Print all the entries verbatim.
★ ★ ★ ★ ★
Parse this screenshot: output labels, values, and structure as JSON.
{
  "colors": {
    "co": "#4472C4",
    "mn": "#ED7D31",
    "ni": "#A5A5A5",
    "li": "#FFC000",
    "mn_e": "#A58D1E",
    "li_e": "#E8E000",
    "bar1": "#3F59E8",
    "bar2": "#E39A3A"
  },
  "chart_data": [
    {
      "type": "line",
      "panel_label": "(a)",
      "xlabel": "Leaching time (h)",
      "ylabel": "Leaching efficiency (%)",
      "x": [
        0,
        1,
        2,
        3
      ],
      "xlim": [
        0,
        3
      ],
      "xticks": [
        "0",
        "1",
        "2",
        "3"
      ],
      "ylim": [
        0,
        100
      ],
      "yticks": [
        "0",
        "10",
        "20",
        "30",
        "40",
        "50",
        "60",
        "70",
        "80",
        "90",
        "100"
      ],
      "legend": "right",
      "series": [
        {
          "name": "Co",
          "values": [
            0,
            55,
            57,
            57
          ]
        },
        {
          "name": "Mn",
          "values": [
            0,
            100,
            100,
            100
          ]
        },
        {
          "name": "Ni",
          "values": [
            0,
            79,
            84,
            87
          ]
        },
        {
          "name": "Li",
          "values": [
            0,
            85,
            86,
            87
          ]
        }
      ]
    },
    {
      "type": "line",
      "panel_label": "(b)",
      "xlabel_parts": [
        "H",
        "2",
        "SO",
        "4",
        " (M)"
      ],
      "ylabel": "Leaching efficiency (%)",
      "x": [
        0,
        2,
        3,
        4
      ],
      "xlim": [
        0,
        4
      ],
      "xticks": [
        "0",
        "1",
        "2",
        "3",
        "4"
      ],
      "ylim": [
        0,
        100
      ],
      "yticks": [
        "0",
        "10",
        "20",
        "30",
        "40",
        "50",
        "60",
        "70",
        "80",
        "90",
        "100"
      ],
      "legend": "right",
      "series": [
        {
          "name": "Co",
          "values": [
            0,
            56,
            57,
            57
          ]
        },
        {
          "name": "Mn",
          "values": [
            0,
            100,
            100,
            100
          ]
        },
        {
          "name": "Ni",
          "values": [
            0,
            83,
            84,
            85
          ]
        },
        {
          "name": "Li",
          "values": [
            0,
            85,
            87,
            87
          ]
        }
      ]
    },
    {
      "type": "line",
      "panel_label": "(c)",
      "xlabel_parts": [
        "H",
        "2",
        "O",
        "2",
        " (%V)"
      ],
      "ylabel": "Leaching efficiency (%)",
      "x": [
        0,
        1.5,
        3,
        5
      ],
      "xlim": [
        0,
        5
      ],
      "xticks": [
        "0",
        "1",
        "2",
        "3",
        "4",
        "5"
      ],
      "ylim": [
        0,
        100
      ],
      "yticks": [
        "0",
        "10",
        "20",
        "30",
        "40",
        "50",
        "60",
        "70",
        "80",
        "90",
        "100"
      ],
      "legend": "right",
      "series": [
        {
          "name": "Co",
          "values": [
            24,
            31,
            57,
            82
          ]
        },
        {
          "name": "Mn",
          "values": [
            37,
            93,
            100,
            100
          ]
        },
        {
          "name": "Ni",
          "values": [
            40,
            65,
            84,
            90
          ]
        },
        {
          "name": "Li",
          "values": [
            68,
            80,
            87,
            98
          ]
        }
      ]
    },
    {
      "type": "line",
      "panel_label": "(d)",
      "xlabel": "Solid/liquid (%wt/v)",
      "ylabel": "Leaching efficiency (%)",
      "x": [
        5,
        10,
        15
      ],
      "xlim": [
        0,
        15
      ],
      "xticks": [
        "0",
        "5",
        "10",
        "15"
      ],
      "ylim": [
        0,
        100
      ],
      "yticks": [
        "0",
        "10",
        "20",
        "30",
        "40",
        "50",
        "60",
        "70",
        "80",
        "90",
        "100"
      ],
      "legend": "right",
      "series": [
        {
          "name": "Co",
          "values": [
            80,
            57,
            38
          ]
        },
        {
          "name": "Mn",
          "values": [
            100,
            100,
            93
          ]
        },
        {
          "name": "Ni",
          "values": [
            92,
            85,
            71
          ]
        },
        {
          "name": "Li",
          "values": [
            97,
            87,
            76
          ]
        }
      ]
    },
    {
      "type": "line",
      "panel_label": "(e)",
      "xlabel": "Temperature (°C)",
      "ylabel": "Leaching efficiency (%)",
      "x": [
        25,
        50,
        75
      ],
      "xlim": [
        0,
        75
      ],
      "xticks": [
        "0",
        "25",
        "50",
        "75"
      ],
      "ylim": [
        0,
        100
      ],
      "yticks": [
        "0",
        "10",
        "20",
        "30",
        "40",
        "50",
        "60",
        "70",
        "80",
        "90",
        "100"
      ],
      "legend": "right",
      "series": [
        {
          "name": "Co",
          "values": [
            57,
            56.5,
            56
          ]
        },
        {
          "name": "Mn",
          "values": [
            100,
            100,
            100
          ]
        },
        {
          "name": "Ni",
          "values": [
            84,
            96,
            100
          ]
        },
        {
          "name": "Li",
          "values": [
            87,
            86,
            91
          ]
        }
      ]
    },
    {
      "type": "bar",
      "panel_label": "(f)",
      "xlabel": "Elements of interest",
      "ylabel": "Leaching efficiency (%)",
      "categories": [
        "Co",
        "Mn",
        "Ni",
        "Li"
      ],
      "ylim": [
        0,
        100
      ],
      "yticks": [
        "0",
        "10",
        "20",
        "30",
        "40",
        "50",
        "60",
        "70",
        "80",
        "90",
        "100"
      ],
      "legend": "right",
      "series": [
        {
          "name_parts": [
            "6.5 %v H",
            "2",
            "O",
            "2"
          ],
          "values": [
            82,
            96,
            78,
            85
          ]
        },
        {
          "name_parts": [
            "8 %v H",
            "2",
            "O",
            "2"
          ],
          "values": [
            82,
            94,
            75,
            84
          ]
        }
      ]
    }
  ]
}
★ ★ ★ ★ ★
● Solution to this problem:
Parse this screenshot: output labels, values, and structure as JSON.
{
  "colors": {
    "co": "#4472C4",
    "mn": "#ED7D31",
    "ni": "#A5A5A5",
    "li": "#FFC000",
    "mn_e": "#A58D1E",
    "li_e": "#E8E000",
    "bar1": "#3F59E8",
    "bar2": "#E39A3A"
  },
  "chart_data": [
    {
      "type": "line",
      "panel_label": "(a)",
      "xlabel": "Leaching time (h)",
      "ylabel": "Leaching efficiency (%)",
      "x": [
        0,
        1,
        2,
        3
      ],
      "xlim": [
        0,
        3
      ],
      "xticks": [
        "0",
        "1",
        "2",
        "3"
      ],
      "ylim": [
        0,
        100
      ],
      "yticks": [
        "0",
        "10",
        "20",
        "30",
        "40",
        "50",
        "60",
        "70",
        "80",
        "90",
        "100"
      ],
      "legend": "right",
      "series": [
        {
          "name": "Co",
          "values": [
            0,
            55,
            57,
            57
          ]
        },
        {
          "name": "Mn",
          "values": [
            0,
            100,
            100,
            100
          ]
        },
        {
          "name": "Ni",
          "values": [
            0,
            79,
            84,
            87
          ]
        },
        {
          "name": "Li",
          "values": [
            0,
            85,
            86,
            87
          ]
        }
      ]
    },
    {
      "type": "line",
      "panel_label": "(b)",
      "xlabel_parts": [
        "H",
        "2",
        "SO",
        "4",
        " (M)"
      ],
      "ylabel": "Leaching efficiency (%)",
      "x": [
        0,
        2,
        3,
        4
      ],
      "xlim": [
        0,
        4
      ],
      "xticks": [
        "0",
        "1",
        "2",
        "3",
        "4"
      ],
      "ylim": [
        0,
        100
      ],
      "yticks": [
        "0",
        "10",
        "20",
        "30",
        "40",
        "50",
        "60",
        "70",
        "80",
        "90",
        "100"
      ],
      "legend": "right",
      "series": [
        {
          "name": "Co",
          "values": [
            0,
            56,
            57,
            57
          ]
        },
        {
          "name": "Mn",
          "values": [
            0,
            100,
            100,
            100
          ]
        },
        {
          "name": "Ni",
          "values": [
            0,
            83,
            84,
            85
          ]
        },
        {
          "name": "Li",
          "values": [
            0,
            85,
            87,
            87
          ]
        }
      ]
    },
    {
      "type": "line",
      "panel_label": "(c)",
      "xlabel_parts": [
        "H",
        "2",
        "O",
        "2",
        " (%V)"
      ],
      "ylabel": "Leaching efficiency (%)",
      "x": [
        0,
        1.5,
        3,
        5
      ],
      "xlim": [
        0,
        5
      ],
      "xticks": [
        "0",
        "1",
        "2",
        "3",
        "4",
        "5"
      ],
      "ylim": [
        0,
        100
      ],
      "yticks": [
        "0",
        "10",
        "20",
        "30",
        "40",
        "50",
        "60",
        "70",
        "80",
        "90",
        "100"
      ],
      "legend": "right",
      "series": [
        {
          "name": "Co",
          "values": [
            24,
            31,
            57,
            82
          ]
        },
        {
          "name": "Mn",
          "values": [
            37,
            93,
            100,
            100
          ]
        },
        {
          "name": "Ni",
          "values": [
            40,
            65,
            84,
            90
          ]
        },
        {
          "name": "Li",
          "values": [
            68,
            80,
            87,
            98
          ]
        }
      ]
    },
    {
      "type": "line",
      "panel_label": "(d)",
      "xlabel": "Solid/liquid (%wt/v)",
      "ylabel": "Leaching efficiency (%)",
      "x": [
        5,
        10,
        15
      ],
      "xlim": [
        0,
        15
      ],
      "xticks": [
        "0",
        "5",
        "10",
        "15"
      ],
      "ylim": [
        0,
        100
      ],
      "yticks": [
        "0",
        "10",
        "20",
        "30",
        "40",
        "50",
        "60",
        "70",
        "80",
        "90",
        "100"
      ],
      "legend": "right",
      "series": [
        {
          "name": "Co",
          "values": [
            80,
            57,
            38
          ]
        },
        {
          "name": "Mn",
          "values": [
            100,
            100,
            93
          ]
        },
        {
          "name": "Ni",
          "values": [
            92,
            85,
            71
          ]
        },
        {
          "name": "Li",
          "values": [
            97,
            87,
            76
          ]
        }
      ]
    },
    {
      "type": "line",
      "panel_label": "(e)",
      "xlabel": "Temperature (°C)",
      "ylabel": "Leaching efficiency (%)",
      "x": [
        25,
        50,
        75
      ],
      "xlim": [
        0,
        75
      ],
      "xticks": [
        "0",
        "25",
        "50",
        "75"
      ],
      "ylim": [
        0,
        100
      ],
      "yticks": [
        "0",
        "10",
        "20",
        "30",
        "40",
        "50",
        "60",
        "70",
        "80",
        "90",
        "100"
      ],
      "legend": "right",
      "series": [
        {
          "name": "Co",
          "values": [
            57,
            56.5,
            56
          ]
        },
        {
          "name": "Mn",
          "values": [
            100,
            100,
            100
          ]
        },
        {
          "name": "Ni",
          "values": [
            84,
            96,
            100
          ]
        },
        {
          "name": "Li",
          "values": [
            87,
            86,
            91
          ]
        }
      ]
    },
    {
      "type": "bar",
      "panel_label": "(f)",
      "xlabel": "Elements of interest",
      "ylabel": "Leaching efficiency (%)",
      "categories": [
        "Co",
        "Mn",
        "Ni",
        "Li"
      ],
      "ylim": [
        0,
        100
      ],
      "yticks": [
        "0",
        "10",
        "20",
        "30",
        "40",
        "50",
        "60",
        "70",
        "80",
        "90",
        "100"
      ],
      "legend": "right",
      "series": [
        {
          "name_parts": [
            "6.5 %v H",
            "2",
            "O",
            "2"
          ],
          "values": [
            82,
            96,
            78,
            85
          ]
        },
        {
          "name_parts": [
            "8 %v H",
            "2",
            "O",
            "2"
          ],
          "values": [
            82,
            94,
            75,
            84
          ]
        }
      ]
    }
  ]
}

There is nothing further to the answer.